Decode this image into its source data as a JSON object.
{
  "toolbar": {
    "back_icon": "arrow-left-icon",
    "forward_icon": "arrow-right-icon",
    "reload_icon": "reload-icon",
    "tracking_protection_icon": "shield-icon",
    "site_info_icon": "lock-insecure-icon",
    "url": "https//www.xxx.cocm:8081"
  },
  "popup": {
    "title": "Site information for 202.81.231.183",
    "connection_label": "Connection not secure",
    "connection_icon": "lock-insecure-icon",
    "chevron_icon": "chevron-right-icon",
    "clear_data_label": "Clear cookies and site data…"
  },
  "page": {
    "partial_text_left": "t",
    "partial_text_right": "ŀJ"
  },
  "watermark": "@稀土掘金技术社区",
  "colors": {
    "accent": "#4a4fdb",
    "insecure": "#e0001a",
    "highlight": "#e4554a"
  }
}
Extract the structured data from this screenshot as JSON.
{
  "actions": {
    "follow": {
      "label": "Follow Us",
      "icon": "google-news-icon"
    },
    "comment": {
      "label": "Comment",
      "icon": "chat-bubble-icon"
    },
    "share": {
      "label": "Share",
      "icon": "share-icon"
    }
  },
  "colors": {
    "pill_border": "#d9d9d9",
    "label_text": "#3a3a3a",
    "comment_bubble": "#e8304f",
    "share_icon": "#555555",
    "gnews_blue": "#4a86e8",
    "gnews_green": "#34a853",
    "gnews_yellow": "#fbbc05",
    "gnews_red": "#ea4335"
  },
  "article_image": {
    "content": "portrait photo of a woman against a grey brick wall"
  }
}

* * * *

WRITTEN REQUEST: Look through the material above. Copy each line where the word "this" appears.

FULL OUTPUT:
Decode this image into its source data as a JSON object.
Extract the structured data from this screenshot as JSON.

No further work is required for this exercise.